» **Instructions for the task**: Extract each line of the material that follows exactly and omit its pictures.

» **Supplied material**:

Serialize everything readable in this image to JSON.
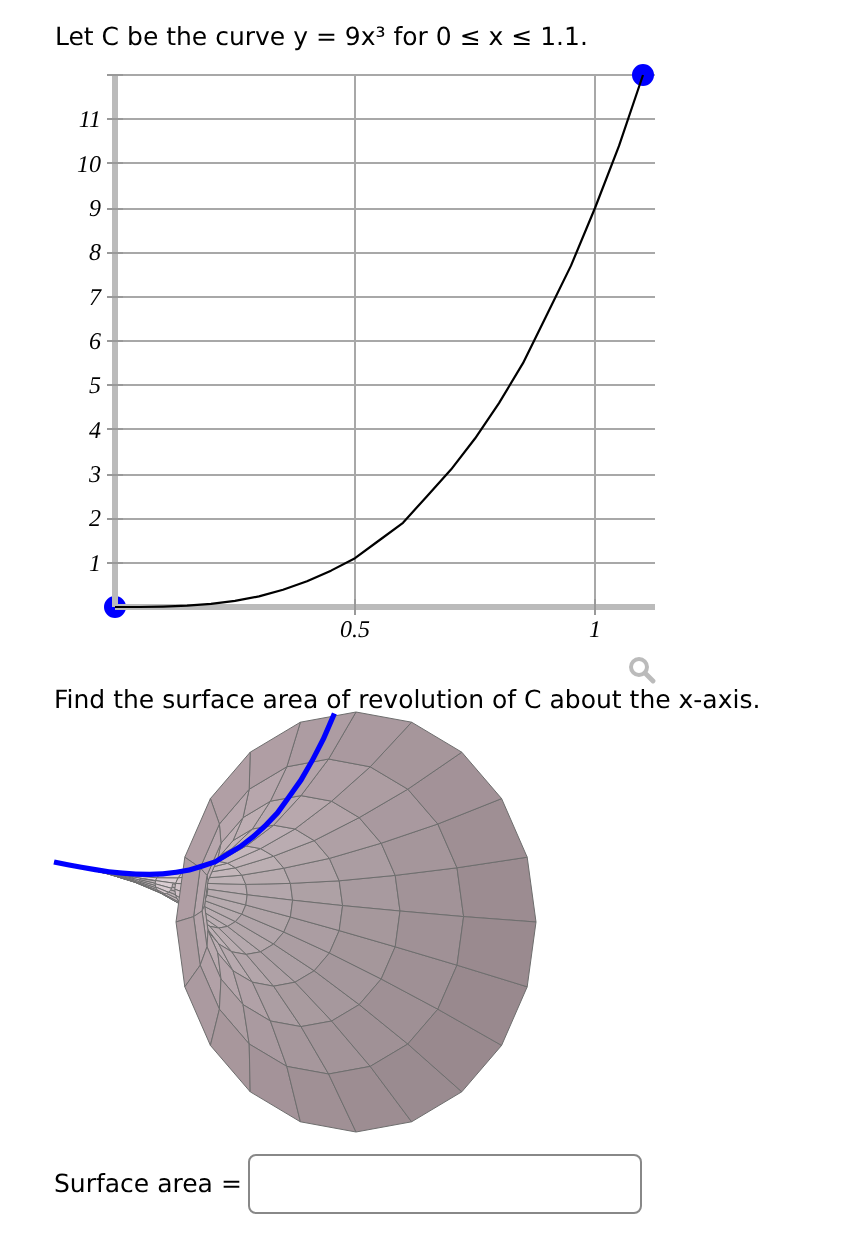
{
  "chart_data": {
    "type": "line",
    "title": "Let C be the curve y = 9x³ for 0 ≤ x ≤ 1.1.",
    "annotations": [
      "Find the surface area of revolution of C about the x-axis.",
      "Surface area ="
    ],
    "xlim": [
      0,
      1.125
    ],
    "ylim": [
      0,
      12
    ],
    "xticks": [
      0.5,
      1
    ],
    "yticks": [
      1,
      2,
      3,
      4,
      5,
      6,
      7,
      8,
      9,
      10,
      11,
      {
        "value": 12,
        "label": null
      }
    ],
    "grid": true,
    "series": [
      {
        "color": "#000000",
        "x": [
          0,
          0.05,
          0.1,
          0.15,
          0.2,
          0.25,
          0.3,
          0.35,
          0.4,
          0.45,
          0.5,
          0.55,
          0.6,
          0.65,
          0.7,
          0.75,
          0.8,
          0.85,
          0.9,
          0.95,
          1,
          1.05,
          1.1
        ],
        "values": [
          0,
          0,
          0.01,
          0.03,
          0.07,
          0.14,
          0.24,
          0.39,
          0.58,
          0.82,
          1.1,
          1.5,
          1.9,
          2.5,
          3.1,
          3.8,
          4.6,
          5.5,
          6.6,
          7.7,
          9,
          10.4,
          12
        ]
      },
      {
        "type": "scatter",
        "color": "#0000ff",
        "marker": "circle",
        "x": [
          0,
          1.1
        ],
        "values": [
          0,
          12
        ]
      }
    ]
  }
}
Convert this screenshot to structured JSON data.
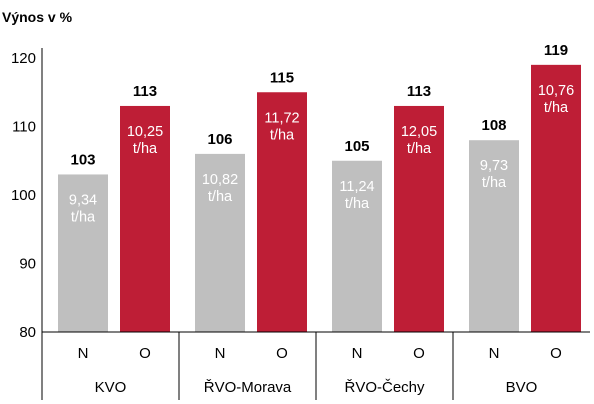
{
  "chart_data": {
    "type": "bar",
    "ylabel": "Výnos v %",
    "ylim": [
      80,
      120
    ],
    "yticks": [
      "80",
      "90",
      "100",
      "110",
      "120"
    ],
    "grid": false,
    "colors": {
      "N": "#bfbfbf",
      "O": "#be1e36"
    },
    "groups": [
      {
        "name": "KVO",
        "bars": [
          {
            "category": "N",
            "value": 103,
            "value_label": "103",
            "inner_line1": "9,34",
            "inner_line2": "t/ha"
          },
          {
            "category": "O",
            "value": 113,
            "value_label": "113",
            "inner_line1": "10,25",
            "inner_line2": "t/ha"
          }
        ]
      },
      {
        "name": "ŘVO-Morava",
        "bars": [
          {
            "category": "N",
            "value": 106,
            "value_label": "106",
            "inner_line1": "10,82",
            "inner_line2": "t/ha"
          },
          {
            "category": "O",
            "value": 115,
            "value_label": "115",
            "inner_line1": "11,72",
            "inner_line2": "t/ha"
          }
        ]
      },
      {
        "name": "ŘVO-Čechy",
        "bars": [
          {
            "category": "N",
            "value": 105,
            "value_label": "105",
            "inner_line1": "11,24",
            "inner_line2": "t/ha"
          },
          {
            "category": "O",
            "value": 113,
            "value_label": "113",
            "inner_line1": "12,05",
            "inner_line2": "t/ha"
          }
        ]
      },
      {
        "name": "BVO",
        "bars": [
          {
            "category": "N",
            "value": 108,
            "value_label": "108",
            "inner_line1": "9,73",
            "inner_line2": "t/ha"
          },
          {
            "category": "O",
            "value": 119,
            "value_label": "119",
            "inner_line1": "10,76",
            "inner_line2": "t/ha"
          }
        ]
      }
    ]
  }
}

» **Complete output**:
Serialize everything readable in this image to JSON.
{
  "chart_data": {
    "type": "line",
    "title": "Let C be the curve y = 9x³ for 0 ≤ x ≤ 1.1.",
    "annotations": [
      "Find the surface area of revolution of C about the x-axis.",
      "Surface area ="
    ],
    "xlim": [
      0,
      1.125
    ],
    "ylim": [
      0,
      12
    ],
    "xticks": [
      0.5,
      1
    ],
    "yticks": [
      1,
      2,
      3,
      4,
      5,
      6,
      7,
      8,
      9,
      10,
      11,
      {
        "value": 12,
        "label": null
      }
    ],
    "grid": true,
    "series": [
      {
        "color": "#000000",
        "x": [
          0,
          0.05,
          0.1,
          0.15,
          0.2,
          0.25,
          0.3,
          0.35,
          0.4,
          0.45,
          0.5,
          0.55,
          0.6,
          0.65,
          0.7,
          0.75,
          0.8,
          0.85,
          0.9,
          0.95,
          1,
          1.05,
          1.1
        ],
        "values": [
          0,
          0,
          0.01,
          0.03,
          0.07,
          0.14,
          0.24,
          0.39,
          0.58,
          0.82,
          1.1,
          1.5,
          1.9,
          2.5,
          3.1,
          3.8,
          4.6,
          5.5,
          6.6,
          7.7,
          9,
          10.4,
          12
        ]
      },
      {
        "type": "scatter",
        "color": "#0000ff",
        "marker": "circle",
        "x": [
          0,
          1.1
        ],
        "values": [
          0,
          12
        ]
      }
    ]
  }
}
Convert this screenshot to structured JSON data.
{
  "chart_data": {
    "type": "bar",
    "ylabel": "Výnos v %",
    "ylim": [
      80,
      120
    ],
    "yticks": [
      "80",
      "90",
      "100",
      "110",
      "120"
    ],
    "grid": false,
    "colors": {
      "N": "#bfbfbf",
      "O": "#be1e36"
    },
    "groups": [
      {
        "name": "KVO",
        "bars": [
          {
            "category": "N",
            "value": 103,
            "value_label": "103",
            "inner_line1": "9,34",
            "inner_line2": "t/ha"
          },
          {
            "category": "O",
            "value": 113,
            "value_label": "113",
            "inner_line1": "10,25",
            "inner_line2": "t/ha"
          }
        ]
      },
      {
        "name": "ŘVO-Morava",
        "bars": [
          {
            "category": "N",
            "value": 106,
            "value_label": "106",
            "inner_line1": "10,82",
            "inner_line2": "t/ha"
          },
          {
            "category": "O",
            "value": 115,
            "value_label": "115",
            "inner_line1": "11,72",
            "inner_line2": "t/ha"
          }
        ]
      },
      {
        "name": "ŘVO-Čechy",
        "bars": [
          {
            "category": "N",
            "value": 105,
            "value_label": "105",
            "inner_line1": "11,24",
            "inner_line2": "t/ha"
          },
          {
            "category": "O",
            "value": 113,
            "value_label": "113",
            "inner_line1": "12,05",
            "inner_line2": "t/ha"
          }
        ]
      },
      {
        "name": "BVO",
        "bars": [
          {
            "category": "N",
            "value": 108,
            "value_label": "108",
            "inner_line1": "9,73",
            "inner_line2": "t/ha"
          },
          {
            "category": "O",
            "value": 119,
            "value_label": "119",
            "inner_line1": "10,76",
            "inner_line2": "t/ha"
          }
        ]
      }
    ]
  }
}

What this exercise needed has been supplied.